-- Begin Quoted passage --

I²C

Authors: Johannes Fleiner, Sebastion Ebenhöh, Eikya Lagisetti 2025 - 2026

Introduction

The Inter-Integrated Circuit (I²C) bus is a serial communication bus used to transfer data between multiple connected bus participants. Communication is performed via two serial lines, referred to as the Serial Data Line (SDA) and the Serial Clock Line (SCL). Each bus participant is assigned a unique address and operates either as a receiver or a transmitter.

Within the PicoNut project, the I²C module is implemented as an independent peripheral module and is connected to the PicoNut processor via the Wishbone bus. Software access to the I²C module is exclusively performed through the provided address-based register interface.

Specifications

Concept & Architecture

The module features a strict encapsulation of functionalities, divided into specialized subcomponents: a Wishbone Slave Interface, a central Finite State Machine (Controller) for protocol handling, and separate units for Data (SDA) and Clock (SCL) control. The system routes the CPU instructions via the Wishbone bus to the I2C modul with a unidirectional signal interface. This modul is enclosed by a VHDL wrapper that converts the internal split signals into physical bidirectional Tri-State levels (SDA, SCL) to ensure correct synthesis and electrical behavior.

../../_images/modul_global.svg — Fig. 33 Overview of the I2C Module in PicoNut Project.

Technical Specifications

Operating Mode:

Operates exclusively in Single-Master mode (Multi-Master is not supported).
Supports both Master-Transmitter and Master-Receiver functionalities.

Bus Timing:

Designed for Standard-Mode (SM) operation.
Supports data rates of up to 100 kHz.

Addressing: Supports the 7-Bit addressing standard.

Protocol Features & Error Handling

Signaling: Capable of generating Start and Stop conditions.

ACK/NACK: Performs automatic generation and verification of ACK/NACK bits after every byte transfer.

Flow Control: Supports Clock Stretching, allowing the Master to pause transmission if a Slave holds the SCL line LOW.

Error Detection: Includes detection of Acknowledge Failures (AF) when an addressed slave fails to respond.

-- End Quoted passage --

Written request 1 |
Decide whether each statement agrees with the I²C page. Answer yes or no, and quote the words from the page that settle it.
(a) The module can operate in Multi-Master mode.
(b) The module supports the 7-bit addressing standard.
(c) SDA is the abbreviation for the Serial Data Line.
Written request 2 |
Answer these questions using the I²C page:
(a) What is the highest data rate the module supports?
(b) Which bus connects the I²C module to the PicoNut processor?
(c) What does the module detect when an addressed slave fails to respond?
Written request 3 |
Reproduce the passage of the I²C page that starts with "Supports both Master-Transmitter" and goes on through "and Stop conditions.".

-- Begin Given records --

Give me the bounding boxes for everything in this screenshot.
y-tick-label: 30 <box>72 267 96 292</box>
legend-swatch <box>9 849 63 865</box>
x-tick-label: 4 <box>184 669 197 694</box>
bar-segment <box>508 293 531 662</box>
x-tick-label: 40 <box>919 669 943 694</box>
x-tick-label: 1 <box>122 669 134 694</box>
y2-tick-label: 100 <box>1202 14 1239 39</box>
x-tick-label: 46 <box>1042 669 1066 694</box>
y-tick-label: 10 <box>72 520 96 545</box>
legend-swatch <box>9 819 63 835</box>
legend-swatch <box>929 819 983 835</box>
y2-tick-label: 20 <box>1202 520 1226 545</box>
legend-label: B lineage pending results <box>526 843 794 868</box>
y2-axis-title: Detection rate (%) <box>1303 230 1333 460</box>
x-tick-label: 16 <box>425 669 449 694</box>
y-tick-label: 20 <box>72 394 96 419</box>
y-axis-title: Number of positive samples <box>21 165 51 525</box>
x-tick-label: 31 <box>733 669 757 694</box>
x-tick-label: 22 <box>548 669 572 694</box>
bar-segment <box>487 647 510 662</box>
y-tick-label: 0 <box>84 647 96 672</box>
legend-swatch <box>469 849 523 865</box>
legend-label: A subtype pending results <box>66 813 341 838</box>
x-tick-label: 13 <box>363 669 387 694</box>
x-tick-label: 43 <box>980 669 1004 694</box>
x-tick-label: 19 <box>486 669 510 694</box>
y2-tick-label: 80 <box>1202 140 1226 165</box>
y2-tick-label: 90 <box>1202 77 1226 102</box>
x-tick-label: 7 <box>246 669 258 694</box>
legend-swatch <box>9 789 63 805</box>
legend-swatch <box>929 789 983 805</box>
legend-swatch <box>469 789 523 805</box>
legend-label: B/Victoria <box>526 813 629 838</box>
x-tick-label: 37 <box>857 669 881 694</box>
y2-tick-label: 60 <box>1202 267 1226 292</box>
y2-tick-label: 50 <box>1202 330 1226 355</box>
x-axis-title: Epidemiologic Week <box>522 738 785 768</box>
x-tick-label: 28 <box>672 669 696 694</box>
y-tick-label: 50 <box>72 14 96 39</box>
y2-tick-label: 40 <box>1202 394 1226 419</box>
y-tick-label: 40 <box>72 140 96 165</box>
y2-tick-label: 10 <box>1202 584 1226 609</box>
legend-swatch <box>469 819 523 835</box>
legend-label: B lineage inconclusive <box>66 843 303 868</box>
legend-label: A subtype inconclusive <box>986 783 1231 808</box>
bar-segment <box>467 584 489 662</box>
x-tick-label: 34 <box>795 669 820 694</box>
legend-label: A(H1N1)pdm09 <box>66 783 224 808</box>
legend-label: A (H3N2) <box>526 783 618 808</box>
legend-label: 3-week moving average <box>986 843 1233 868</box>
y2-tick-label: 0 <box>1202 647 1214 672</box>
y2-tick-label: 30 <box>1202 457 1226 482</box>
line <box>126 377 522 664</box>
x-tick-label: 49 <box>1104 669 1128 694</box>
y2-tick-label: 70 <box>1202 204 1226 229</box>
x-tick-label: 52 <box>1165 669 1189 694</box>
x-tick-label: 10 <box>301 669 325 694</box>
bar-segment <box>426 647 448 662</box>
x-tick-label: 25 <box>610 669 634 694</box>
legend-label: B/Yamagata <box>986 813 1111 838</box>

-- End Given records --

Exercise response 1 |
(a) No: "Operates exclusively in Single-Master mode (Multi-Master is not supported)."
(b) Yes: "Supports the 7-Bit addressing standard."
(c) Yes: "referred to as the Serial Data Line (SDA)"

Exercise response 2 |
(a) Up to 100 kHz.
(b) The Wishbone bus.
(c) Acknowledge Failures (AF).

Exercise response 3 |
Supports both Master-Transmitter and Master-Receiver functionalities.

Bus Timing:

Designed for Standard-Mode (SM) operation.
Supports data rates of up to 100 kHz.

Addressing: Supports the 7-Bit addressing standard.

Protocol Features & Error Handling

Signaling: Capable of generating Start and Stop conditions.